DIRECTIVE — A line counts if it contains the string "προφυλάξεις"; say how many such lines there are, giving only the number.

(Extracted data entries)
※

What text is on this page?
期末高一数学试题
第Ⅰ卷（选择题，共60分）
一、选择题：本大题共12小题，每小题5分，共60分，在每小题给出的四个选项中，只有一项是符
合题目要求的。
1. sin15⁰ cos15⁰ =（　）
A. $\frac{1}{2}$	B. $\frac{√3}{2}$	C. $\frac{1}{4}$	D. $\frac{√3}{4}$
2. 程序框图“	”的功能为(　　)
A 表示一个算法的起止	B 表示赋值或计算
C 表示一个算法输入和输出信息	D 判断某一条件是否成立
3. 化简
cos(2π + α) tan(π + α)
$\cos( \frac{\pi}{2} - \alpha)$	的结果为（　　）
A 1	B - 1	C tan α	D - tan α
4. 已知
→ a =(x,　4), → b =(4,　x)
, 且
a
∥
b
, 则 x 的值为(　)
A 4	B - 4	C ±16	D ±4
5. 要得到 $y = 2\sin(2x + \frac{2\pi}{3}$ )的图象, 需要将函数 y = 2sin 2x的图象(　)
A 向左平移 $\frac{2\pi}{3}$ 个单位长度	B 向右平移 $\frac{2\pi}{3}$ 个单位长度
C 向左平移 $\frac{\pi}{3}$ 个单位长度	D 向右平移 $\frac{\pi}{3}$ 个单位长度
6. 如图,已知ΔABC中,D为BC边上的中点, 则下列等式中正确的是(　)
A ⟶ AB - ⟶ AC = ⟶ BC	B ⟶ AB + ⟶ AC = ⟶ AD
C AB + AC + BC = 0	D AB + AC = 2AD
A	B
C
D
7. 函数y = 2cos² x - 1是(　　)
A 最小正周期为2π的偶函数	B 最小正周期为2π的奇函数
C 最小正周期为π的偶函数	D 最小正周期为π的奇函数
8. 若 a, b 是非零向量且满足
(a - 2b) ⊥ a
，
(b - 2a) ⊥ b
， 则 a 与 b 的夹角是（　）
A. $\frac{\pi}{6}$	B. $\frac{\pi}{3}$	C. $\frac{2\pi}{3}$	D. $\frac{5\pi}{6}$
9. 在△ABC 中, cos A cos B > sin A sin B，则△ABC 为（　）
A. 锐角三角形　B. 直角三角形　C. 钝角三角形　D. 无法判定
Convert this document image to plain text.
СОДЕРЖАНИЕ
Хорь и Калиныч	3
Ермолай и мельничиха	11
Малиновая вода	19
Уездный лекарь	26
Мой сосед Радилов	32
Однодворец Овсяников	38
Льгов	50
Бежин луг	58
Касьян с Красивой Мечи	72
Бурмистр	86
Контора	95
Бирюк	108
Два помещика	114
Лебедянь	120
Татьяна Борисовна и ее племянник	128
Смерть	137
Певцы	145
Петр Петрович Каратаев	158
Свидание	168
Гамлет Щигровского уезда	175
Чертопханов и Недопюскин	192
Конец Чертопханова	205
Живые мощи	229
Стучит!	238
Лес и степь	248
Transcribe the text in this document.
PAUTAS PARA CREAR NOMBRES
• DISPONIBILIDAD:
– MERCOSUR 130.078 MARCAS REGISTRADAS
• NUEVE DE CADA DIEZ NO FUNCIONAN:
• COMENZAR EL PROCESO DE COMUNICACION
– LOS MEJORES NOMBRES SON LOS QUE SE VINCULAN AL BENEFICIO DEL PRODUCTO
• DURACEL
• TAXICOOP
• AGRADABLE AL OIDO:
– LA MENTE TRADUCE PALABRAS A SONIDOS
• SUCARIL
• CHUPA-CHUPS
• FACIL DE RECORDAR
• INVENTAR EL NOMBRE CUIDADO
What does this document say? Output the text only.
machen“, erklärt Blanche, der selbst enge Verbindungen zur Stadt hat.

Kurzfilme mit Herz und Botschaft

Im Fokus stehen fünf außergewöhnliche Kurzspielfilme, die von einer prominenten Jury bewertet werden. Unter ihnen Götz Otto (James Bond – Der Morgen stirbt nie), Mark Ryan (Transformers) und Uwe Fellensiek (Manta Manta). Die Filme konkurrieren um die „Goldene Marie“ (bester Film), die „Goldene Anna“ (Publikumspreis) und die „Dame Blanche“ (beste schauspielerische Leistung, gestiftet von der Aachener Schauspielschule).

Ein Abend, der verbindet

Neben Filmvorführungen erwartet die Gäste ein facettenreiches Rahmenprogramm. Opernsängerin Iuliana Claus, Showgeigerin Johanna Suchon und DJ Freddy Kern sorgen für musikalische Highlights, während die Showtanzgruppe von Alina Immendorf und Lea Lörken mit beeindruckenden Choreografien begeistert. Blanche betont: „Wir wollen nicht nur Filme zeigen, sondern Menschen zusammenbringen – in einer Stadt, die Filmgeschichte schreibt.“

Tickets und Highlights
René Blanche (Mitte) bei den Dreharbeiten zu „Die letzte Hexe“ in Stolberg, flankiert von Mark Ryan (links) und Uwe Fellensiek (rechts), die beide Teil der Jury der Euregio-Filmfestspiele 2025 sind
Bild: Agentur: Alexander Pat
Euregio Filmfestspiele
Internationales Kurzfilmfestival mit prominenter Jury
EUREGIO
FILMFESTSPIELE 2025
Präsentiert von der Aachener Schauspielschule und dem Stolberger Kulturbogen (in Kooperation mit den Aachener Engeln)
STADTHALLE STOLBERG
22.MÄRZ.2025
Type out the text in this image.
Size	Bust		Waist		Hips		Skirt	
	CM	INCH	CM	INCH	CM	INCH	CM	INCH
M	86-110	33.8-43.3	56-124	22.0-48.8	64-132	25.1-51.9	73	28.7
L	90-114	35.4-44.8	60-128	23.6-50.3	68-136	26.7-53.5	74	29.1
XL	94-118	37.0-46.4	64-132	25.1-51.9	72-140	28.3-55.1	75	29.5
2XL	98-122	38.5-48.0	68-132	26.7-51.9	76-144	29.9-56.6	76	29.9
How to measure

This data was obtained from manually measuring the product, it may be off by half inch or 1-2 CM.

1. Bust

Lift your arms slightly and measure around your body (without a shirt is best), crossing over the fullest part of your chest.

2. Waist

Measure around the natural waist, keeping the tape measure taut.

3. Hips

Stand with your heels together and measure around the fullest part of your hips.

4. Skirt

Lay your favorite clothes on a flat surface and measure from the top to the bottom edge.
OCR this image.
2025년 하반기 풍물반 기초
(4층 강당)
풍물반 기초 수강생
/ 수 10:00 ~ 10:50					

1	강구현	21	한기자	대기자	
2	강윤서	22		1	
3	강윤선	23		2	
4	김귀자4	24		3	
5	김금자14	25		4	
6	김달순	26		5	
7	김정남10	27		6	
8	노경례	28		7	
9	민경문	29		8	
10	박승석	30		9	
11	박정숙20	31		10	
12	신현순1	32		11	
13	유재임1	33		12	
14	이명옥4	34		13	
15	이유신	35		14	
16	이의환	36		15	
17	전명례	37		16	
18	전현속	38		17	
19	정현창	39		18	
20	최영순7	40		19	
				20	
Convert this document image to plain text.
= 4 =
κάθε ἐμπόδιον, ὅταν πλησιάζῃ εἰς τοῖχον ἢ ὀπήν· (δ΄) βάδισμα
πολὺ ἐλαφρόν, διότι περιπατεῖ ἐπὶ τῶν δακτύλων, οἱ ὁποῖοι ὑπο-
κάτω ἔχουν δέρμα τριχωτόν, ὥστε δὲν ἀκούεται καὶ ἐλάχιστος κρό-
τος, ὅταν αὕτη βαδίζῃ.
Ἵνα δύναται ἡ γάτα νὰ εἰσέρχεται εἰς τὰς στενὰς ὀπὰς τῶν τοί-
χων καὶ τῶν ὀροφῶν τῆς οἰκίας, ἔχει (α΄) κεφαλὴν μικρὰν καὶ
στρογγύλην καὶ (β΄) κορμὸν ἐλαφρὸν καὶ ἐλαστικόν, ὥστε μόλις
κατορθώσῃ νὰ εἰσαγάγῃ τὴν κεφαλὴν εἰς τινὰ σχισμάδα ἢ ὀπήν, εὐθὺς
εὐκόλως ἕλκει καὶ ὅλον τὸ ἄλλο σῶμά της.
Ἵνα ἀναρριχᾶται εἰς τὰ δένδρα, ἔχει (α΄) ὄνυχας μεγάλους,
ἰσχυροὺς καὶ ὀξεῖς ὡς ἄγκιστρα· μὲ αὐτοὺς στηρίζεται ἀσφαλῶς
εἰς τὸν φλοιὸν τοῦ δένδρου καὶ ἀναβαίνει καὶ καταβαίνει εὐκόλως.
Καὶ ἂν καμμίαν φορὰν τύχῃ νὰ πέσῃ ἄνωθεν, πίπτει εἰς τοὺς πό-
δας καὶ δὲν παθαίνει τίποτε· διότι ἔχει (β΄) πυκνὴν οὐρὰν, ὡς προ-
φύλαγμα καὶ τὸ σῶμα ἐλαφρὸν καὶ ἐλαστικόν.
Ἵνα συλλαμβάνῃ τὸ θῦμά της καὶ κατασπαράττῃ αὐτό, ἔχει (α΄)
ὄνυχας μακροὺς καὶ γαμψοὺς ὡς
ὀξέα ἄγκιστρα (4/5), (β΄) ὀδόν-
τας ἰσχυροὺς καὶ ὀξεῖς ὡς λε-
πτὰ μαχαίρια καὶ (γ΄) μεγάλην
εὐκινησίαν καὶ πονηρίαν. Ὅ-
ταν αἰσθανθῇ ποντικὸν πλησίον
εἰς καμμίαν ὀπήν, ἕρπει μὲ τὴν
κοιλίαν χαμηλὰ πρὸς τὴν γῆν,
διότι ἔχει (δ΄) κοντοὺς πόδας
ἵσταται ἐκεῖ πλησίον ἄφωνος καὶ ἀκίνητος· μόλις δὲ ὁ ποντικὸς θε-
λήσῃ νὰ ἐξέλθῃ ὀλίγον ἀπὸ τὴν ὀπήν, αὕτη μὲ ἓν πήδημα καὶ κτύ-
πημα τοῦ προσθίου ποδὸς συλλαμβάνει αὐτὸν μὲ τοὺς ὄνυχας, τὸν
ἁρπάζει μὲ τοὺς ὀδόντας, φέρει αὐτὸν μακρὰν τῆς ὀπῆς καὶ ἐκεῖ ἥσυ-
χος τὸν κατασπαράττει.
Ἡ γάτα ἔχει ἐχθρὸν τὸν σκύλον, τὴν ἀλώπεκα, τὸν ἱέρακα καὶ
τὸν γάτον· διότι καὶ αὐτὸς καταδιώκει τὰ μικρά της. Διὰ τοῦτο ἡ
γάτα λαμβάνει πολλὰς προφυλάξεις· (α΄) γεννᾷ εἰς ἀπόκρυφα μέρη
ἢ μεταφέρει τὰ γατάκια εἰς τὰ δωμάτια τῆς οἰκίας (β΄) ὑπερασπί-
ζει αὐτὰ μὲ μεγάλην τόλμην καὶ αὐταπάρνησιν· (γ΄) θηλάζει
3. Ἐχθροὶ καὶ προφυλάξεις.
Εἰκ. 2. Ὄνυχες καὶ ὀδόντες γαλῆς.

※

RESULT FOR THIS EXERCISE — 2